--- START RECORDS FOR PROCESSING ---

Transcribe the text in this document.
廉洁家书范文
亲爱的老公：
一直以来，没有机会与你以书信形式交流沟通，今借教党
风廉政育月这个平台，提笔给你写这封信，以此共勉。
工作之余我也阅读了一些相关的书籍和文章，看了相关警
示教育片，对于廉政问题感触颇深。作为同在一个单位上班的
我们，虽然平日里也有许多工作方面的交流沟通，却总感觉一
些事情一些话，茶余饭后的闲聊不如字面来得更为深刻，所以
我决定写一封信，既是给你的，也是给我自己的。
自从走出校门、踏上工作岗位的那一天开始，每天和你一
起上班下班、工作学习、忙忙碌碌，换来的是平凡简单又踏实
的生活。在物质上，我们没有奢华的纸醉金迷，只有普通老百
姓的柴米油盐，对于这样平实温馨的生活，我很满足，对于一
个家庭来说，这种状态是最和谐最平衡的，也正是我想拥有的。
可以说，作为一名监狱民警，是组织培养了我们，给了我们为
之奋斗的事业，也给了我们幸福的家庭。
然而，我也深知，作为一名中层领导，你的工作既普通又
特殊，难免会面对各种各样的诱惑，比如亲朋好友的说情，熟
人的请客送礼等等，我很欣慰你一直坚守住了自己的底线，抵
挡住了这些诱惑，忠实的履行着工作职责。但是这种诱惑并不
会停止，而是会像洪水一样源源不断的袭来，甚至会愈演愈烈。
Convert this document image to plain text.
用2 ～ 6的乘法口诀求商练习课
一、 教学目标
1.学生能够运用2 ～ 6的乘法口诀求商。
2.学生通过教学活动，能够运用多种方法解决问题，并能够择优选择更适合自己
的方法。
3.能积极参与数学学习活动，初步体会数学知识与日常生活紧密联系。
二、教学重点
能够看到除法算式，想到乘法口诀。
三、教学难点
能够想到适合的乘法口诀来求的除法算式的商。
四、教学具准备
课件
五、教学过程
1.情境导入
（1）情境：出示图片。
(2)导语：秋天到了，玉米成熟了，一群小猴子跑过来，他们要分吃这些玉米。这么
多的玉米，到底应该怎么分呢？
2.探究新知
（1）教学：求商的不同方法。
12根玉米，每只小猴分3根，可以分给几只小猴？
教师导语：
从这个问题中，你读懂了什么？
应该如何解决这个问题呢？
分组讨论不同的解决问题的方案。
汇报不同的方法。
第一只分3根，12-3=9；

--- END RECORDS FOR PROCESSING ---

> TASK TO COMPLETE
Write out again, unchanged, every line from the line containing "Convert this document image to plain text." to the final line of the material above.

> RIGHT ANSWER
Convert this document image to plain text.
用2 ～ 6的乘法口诀求商练习课
一、 教学目标
1.学生能够运用2 ～ 6的乘法口诀求商。
2.学生通过教学活动，能够运用多种方法解决问题，并能够择优选择更适合自己
的方法。
3.能积极参与数学学习活动，初步体会数学知识与日常生活紧密联系。
二、教学重点
能够看到除法算式，想到乘法口诀。
三、教学难点
能够想到适合的乘法口诀来求的除法算式的商。
四、教学具准备
课件
五、教学过程
1.情境导入
（1）情境：出示图片。
(2)导语：秋天到了，玉米成熟了，一群小猴子跑过来，他们要分吃这些玉米。这么
多的玉米，到底应该怎么分呢？
2.探究新知
（1）教学：求商的不同方法。
12根玉米，每只小猴分3根，可以分给几只小猴？
教师导语：
从这个问题中，你读懂了什么？
应该如何解决这个问题呢？
分组讨论不同的解决问题的方案。
汇报不同的方法。
第一只分3根，12-3=9；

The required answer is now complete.